→ **Input data**

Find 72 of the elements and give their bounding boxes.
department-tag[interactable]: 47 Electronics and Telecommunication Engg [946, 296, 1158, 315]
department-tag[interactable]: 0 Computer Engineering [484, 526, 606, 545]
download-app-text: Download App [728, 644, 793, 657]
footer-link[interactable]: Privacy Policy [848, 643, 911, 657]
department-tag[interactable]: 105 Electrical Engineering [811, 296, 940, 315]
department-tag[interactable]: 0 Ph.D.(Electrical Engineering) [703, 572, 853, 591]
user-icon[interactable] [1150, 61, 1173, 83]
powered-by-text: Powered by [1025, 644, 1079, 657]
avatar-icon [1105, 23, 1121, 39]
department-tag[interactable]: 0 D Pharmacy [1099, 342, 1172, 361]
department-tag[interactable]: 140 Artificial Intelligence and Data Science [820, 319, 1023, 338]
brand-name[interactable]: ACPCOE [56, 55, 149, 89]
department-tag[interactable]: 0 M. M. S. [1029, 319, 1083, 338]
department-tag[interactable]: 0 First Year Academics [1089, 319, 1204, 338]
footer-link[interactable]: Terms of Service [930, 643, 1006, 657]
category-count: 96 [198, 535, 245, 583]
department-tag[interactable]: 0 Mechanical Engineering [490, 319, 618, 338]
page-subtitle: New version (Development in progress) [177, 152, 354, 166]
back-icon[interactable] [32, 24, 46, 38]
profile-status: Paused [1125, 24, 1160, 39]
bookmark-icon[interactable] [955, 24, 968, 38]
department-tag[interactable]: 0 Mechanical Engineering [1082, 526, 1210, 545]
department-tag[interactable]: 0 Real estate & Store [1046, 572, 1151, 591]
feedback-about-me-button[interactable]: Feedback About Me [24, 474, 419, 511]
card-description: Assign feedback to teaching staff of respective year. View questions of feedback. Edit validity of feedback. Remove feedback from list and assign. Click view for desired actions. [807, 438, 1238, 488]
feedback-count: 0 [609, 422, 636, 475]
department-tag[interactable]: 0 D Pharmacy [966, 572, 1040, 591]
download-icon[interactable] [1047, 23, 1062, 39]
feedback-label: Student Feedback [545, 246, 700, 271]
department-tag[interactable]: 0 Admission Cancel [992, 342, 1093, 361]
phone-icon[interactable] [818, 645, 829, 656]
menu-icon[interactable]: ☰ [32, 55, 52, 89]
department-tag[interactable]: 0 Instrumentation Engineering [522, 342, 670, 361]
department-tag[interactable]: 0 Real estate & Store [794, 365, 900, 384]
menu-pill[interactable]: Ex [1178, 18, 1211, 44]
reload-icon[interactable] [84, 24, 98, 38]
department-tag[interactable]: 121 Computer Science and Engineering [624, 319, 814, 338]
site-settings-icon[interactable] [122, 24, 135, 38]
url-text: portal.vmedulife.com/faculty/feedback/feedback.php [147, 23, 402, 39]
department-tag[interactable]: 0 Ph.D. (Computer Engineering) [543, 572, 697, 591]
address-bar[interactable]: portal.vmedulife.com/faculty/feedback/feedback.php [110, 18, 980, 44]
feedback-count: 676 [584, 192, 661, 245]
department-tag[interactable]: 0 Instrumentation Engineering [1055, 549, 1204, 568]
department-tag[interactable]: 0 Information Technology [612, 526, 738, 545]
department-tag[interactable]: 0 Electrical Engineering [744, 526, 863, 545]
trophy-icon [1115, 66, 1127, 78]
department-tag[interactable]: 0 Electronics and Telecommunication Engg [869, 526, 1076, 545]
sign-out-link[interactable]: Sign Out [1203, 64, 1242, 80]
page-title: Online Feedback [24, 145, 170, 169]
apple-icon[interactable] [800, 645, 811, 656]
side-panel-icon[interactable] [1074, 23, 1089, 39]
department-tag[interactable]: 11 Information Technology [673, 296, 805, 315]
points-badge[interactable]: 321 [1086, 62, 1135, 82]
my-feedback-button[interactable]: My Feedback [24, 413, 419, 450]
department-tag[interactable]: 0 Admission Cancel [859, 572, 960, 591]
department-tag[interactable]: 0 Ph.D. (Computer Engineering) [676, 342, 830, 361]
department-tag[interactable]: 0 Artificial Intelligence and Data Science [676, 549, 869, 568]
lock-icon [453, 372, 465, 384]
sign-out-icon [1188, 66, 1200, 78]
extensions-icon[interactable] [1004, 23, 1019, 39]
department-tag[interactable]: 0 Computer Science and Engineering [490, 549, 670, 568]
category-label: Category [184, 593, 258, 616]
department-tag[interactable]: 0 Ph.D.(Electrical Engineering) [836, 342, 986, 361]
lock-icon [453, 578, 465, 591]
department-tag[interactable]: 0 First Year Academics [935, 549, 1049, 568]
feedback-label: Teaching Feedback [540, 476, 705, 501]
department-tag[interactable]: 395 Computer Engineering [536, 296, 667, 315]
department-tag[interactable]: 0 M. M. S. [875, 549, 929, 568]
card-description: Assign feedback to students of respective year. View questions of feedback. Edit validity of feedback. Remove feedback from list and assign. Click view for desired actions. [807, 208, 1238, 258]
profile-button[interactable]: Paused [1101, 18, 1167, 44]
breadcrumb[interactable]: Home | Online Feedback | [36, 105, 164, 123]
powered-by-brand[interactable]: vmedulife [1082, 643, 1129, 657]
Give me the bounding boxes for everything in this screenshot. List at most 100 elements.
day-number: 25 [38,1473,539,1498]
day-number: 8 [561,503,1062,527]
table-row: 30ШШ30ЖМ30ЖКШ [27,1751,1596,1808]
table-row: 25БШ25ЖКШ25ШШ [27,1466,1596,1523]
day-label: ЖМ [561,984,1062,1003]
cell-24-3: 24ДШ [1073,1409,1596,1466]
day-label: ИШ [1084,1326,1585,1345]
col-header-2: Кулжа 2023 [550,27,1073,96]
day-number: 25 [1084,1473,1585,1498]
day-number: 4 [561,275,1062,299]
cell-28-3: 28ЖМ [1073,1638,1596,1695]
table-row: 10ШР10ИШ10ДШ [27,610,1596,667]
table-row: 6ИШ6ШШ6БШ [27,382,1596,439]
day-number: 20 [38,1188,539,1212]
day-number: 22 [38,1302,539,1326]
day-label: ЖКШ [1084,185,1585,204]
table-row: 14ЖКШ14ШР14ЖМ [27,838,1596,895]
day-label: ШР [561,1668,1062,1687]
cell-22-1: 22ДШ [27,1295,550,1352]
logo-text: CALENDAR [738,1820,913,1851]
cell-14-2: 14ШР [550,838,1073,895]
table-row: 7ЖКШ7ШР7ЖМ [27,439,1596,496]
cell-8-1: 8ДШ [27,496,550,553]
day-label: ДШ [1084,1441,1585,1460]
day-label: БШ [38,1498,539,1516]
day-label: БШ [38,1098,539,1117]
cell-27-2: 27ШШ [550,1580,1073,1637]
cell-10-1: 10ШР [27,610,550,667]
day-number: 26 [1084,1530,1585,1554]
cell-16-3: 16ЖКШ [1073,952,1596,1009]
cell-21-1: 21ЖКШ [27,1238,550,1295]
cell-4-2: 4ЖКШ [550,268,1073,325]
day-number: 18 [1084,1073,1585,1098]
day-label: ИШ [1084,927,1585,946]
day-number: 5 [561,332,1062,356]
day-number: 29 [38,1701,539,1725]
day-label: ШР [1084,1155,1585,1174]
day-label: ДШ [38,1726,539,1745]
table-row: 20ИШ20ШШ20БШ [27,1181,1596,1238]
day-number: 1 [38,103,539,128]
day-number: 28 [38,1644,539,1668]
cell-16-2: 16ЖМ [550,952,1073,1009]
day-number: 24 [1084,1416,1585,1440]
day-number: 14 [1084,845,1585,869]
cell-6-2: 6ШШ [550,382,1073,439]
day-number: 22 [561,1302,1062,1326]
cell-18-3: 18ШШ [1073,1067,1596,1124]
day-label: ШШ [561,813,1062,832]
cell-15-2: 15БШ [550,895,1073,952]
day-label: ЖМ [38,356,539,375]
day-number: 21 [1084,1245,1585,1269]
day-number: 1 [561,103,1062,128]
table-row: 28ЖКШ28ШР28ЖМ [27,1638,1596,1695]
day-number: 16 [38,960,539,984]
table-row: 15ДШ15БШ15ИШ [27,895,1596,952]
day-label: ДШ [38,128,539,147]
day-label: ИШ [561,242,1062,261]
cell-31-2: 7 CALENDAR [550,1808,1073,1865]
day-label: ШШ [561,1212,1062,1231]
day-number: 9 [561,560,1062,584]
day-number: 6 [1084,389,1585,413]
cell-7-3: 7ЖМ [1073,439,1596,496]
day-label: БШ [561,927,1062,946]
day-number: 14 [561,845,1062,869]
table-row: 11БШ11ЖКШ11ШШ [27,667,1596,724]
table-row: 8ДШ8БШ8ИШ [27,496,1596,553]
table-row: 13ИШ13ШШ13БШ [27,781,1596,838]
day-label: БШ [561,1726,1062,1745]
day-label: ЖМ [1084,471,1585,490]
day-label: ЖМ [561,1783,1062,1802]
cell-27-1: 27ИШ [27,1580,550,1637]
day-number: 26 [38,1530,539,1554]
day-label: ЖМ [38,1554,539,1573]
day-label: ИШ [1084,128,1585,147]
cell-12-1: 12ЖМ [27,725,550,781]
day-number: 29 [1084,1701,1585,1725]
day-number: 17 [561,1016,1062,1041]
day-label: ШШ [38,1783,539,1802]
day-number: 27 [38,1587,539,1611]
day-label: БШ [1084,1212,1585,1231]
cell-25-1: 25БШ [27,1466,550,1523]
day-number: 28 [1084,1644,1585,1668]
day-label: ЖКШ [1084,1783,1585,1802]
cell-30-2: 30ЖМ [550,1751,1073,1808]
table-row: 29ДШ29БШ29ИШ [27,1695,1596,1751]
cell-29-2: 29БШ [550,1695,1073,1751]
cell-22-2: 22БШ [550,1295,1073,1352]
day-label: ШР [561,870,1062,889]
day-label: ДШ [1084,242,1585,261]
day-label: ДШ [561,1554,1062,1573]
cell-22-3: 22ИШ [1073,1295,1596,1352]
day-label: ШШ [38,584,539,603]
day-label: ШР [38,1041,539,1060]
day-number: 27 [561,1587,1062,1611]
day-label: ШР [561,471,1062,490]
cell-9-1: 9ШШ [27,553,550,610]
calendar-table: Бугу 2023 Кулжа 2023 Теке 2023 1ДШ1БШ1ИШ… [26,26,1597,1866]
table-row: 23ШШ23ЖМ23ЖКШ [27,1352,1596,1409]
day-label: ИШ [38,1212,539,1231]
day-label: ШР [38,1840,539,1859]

→ **What the task asks**
Copy out the material word for word, beginning with its first line and stopping after the line that contains "download-icon[interactable] [1047, 23, 1062, 39]".

→ **Exercise response**
Find 72 of the elements and give their bounding boxes.
department-tag[interactable]: 47 Electronics and Telecommunication Engg [946, 296, 1158, 315]
department-tag[interactable]: 0 Computer Engineering [484, 526, 606, 545]
download-app-text: Download App [728, 644, 793, 657]
footer-link[interactable]: Privacy Policy [848, 643, 911, 657]
department-tag[interactable]: 105 Electrical Engineering [811, 296, 940, 315]
department-tag[interactable]: 0 Ph.D.(Electrical Engineering) [703, 572, 853, 591]
user-icon[interactable] [1150, 61, 1173, 83]
powered-by-text: Powered by [1025, 644, 1079, 657]
avatar-icon [1105, 23, 1121, 39]
department-tag[interactable]: 0 D Pharmacy [1099, 342, 1172, 361]
department-tag[interactable]: 140 Artificial Intelligence and Data Science [820, 319, 1023, 338]
brand-name[interactable]: ACPCOE [56, 55, 149, 89]
department-tag[interactable]: 0 M. M. S. [1029, 319, 1083, 338]
department-tag[interactable]: 0 First Year Academics [1089, 319, 1204, 338]
footer-link[interactable]: Terms of Service [930, 643, 1006, 657]
category-count: 96 [198, 535, 245, 583]
department-tag[interactable]: 0 Mechanical Engineering [490, 319, 618, 338]
page-subtitle: New version (Development in progress) [177, 152, 354, 166]
back-icon[interactable] [32, 24, 46, 38]
profile-status: Paused [1125, 24, 1160, 39]
bookmark-icon[interactable] [955, 24, 968, 38]
department-tag[interactable]: 0 Mechanical Engineering [1082, 526, 1210, 545]
department-tag[interactable]: 0 Real estate & Store [1046, 572, 1151, 591]
feedback-about-me-button[interactable]: Feedback About Me [24, 474, 419, 511]
card-description: Assign feedback to teaching staff of respective year. View questions of feedback. Edit validity of feedback. Remove feedback from list and assign. Click view for desired actions. [807, 438, 1238, 488]
feedback-count: 0 [609, 422, 636, 475]
department-tag[interactable]: 0 D Pharmacy [966, 572, 1040, 591]
download-icon[interactable] [1047, 23, 1062, 39]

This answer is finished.